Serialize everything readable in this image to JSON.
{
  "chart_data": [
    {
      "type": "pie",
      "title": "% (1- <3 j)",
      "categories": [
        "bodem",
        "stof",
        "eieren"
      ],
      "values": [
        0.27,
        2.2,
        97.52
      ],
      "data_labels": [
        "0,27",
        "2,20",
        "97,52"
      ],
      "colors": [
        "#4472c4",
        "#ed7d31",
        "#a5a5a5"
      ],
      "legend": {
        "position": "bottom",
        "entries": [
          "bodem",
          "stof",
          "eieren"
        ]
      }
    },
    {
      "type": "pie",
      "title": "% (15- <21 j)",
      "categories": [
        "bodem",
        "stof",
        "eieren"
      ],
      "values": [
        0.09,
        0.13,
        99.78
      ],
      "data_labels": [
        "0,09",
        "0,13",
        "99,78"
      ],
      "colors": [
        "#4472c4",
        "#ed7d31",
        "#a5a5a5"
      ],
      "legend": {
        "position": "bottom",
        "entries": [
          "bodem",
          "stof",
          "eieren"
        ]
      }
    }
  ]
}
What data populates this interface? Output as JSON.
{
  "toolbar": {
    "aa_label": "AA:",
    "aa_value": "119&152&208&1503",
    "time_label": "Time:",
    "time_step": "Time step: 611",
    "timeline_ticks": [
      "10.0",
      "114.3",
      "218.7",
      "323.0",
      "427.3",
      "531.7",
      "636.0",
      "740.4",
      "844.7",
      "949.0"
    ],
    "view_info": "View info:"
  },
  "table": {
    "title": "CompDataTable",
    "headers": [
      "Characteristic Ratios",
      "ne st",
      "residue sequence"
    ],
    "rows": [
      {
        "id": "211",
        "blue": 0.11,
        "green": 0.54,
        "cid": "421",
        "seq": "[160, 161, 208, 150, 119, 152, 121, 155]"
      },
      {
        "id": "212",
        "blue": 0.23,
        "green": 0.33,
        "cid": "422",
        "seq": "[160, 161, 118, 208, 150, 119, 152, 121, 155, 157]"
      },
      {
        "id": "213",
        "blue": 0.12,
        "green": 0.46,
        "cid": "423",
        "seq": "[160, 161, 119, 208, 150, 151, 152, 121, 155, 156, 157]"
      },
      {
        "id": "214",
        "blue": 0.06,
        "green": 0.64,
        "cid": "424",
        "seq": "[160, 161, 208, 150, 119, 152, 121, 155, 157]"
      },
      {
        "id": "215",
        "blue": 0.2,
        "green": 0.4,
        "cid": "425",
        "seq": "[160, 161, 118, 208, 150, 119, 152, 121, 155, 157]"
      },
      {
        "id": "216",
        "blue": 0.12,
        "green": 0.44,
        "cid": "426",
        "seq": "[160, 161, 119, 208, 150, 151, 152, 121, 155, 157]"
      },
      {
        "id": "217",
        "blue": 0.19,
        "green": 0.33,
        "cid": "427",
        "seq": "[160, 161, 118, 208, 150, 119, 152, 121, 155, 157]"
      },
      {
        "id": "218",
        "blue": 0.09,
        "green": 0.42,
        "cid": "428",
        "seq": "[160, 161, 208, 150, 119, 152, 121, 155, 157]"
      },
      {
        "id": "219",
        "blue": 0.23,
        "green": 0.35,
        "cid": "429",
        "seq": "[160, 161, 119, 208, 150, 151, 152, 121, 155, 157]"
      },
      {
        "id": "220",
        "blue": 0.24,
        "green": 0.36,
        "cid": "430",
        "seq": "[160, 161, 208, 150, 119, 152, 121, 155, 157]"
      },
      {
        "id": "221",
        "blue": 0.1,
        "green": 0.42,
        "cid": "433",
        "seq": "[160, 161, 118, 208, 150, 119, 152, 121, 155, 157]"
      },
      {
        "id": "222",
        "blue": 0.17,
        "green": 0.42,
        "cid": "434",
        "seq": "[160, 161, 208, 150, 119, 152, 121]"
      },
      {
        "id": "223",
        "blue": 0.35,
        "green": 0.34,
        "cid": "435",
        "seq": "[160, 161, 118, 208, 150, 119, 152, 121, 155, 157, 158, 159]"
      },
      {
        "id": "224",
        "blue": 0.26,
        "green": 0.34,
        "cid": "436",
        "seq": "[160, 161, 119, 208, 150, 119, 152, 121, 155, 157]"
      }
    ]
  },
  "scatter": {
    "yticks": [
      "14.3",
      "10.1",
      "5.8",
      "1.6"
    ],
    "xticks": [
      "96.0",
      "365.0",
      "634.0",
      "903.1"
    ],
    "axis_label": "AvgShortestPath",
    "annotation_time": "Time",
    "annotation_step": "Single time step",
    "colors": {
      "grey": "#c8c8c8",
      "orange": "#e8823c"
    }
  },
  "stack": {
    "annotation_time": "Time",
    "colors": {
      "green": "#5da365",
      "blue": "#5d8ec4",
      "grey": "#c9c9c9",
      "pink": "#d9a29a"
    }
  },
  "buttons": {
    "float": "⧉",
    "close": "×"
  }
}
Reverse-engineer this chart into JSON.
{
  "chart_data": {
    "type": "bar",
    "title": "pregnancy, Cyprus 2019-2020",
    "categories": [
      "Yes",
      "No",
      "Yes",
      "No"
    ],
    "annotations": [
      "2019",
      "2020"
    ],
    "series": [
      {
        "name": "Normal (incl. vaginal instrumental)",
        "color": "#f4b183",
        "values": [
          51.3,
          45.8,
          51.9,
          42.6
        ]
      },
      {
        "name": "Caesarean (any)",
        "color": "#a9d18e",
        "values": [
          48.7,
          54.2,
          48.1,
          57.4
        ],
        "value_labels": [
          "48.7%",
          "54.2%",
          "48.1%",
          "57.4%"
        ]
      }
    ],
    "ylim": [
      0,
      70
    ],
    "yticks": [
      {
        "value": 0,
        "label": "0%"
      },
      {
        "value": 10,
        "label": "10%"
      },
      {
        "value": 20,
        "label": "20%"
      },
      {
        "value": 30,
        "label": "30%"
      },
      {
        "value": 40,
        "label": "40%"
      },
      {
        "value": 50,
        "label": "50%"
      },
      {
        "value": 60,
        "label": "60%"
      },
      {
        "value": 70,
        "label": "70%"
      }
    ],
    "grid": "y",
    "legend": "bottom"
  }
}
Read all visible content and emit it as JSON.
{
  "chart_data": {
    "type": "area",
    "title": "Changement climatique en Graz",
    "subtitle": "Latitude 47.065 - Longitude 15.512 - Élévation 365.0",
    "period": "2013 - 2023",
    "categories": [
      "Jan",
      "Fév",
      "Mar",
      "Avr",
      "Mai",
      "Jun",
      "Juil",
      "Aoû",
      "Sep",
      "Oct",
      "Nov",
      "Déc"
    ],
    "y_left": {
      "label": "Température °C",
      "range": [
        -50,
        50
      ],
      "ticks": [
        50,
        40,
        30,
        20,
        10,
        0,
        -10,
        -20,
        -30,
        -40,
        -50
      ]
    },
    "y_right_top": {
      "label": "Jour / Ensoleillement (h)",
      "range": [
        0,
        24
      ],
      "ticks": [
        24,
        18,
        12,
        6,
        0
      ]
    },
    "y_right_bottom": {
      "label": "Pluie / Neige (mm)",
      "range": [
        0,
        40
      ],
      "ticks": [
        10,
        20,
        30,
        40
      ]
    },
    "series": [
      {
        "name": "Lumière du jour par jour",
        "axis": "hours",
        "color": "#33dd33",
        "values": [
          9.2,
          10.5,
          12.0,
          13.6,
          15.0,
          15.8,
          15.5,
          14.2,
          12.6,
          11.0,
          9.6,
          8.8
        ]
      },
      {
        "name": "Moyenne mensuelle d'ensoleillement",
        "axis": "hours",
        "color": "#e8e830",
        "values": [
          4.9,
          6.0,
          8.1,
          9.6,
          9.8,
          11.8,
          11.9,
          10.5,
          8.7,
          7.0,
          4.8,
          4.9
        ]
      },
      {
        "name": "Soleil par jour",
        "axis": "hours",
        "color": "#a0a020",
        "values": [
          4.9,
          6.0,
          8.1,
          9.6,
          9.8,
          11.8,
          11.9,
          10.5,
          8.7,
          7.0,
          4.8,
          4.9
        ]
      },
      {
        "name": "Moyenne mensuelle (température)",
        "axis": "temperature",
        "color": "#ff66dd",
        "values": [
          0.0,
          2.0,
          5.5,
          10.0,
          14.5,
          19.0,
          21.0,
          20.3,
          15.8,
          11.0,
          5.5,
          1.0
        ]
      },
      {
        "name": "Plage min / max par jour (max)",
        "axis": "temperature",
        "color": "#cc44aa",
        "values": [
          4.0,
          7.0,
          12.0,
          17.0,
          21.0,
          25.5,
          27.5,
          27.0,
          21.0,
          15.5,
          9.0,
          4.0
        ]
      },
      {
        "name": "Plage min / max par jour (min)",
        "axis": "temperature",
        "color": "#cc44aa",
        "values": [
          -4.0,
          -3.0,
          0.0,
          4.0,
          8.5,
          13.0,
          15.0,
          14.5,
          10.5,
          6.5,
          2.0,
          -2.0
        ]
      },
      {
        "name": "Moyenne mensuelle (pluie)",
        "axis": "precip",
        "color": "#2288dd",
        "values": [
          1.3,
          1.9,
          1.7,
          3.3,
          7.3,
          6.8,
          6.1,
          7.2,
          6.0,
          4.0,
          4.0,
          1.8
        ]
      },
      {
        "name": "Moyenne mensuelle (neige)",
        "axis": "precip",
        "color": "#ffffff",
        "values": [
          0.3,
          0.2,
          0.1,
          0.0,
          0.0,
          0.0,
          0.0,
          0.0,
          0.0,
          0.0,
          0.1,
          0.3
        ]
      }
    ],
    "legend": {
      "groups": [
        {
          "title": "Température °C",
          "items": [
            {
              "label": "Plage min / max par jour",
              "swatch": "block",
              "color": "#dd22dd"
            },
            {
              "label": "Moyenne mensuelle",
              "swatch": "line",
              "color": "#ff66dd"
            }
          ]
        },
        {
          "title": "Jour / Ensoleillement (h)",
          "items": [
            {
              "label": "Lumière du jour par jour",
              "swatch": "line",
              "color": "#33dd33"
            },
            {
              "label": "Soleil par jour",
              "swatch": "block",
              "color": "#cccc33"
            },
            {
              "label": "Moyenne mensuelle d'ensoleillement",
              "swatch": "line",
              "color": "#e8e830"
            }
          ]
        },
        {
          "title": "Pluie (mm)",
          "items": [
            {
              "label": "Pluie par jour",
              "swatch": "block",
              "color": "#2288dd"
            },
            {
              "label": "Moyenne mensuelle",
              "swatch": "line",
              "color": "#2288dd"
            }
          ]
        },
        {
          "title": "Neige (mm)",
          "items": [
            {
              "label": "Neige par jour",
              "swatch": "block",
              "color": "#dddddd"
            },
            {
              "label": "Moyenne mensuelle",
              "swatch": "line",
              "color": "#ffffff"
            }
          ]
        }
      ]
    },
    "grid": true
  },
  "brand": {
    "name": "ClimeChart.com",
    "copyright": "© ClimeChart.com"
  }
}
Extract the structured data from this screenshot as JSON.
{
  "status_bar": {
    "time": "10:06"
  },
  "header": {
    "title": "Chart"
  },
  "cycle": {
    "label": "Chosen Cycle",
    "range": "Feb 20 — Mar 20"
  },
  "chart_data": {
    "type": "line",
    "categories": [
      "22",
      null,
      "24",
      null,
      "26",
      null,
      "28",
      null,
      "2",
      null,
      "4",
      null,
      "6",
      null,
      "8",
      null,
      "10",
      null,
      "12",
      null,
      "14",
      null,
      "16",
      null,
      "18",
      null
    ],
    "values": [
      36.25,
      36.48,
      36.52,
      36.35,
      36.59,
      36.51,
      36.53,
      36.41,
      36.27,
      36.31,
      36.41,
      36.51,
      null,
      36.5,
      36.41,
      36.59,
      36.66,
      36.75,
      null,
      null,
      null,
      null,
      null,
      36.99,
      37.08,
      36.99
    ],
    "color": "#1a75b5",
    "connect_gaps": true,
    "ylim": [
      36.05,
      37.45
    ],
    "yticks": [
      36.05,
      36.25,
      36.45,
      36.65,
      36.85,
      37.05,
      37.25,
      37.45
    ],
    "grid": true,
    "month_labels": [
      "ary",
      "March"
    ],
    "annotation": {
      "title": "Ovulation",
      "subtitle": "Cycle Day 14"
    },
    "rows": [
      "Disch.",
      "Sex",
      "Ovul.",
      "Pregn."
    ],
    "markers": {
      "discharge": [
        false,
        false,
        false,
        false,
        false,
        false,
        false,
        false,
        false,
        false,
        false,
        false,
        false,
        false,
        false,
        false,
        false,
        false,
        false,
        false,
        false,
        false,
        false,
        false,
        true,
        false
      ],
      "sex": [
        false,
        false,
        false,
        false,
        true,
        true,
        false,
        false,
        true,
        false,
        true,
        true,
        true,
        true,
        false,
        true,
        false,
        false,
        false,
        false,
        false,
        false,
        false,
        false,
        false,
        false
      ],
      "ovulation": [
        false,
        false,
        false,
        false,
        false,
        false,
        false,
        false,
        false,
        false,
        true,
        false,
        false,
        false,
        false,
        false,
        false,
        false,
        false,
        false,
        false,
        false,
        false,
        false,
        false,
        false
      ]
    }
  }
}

*PROMPT*
Find each line that has the word "this", then copy it out.

*TASK RESULT*
Serialize everything readable in this image to JSON.
What data populates this interface? Output as JSON.
Reverse-engineer this chart into JSON.
Extract the structured data from this screenshot as JSON.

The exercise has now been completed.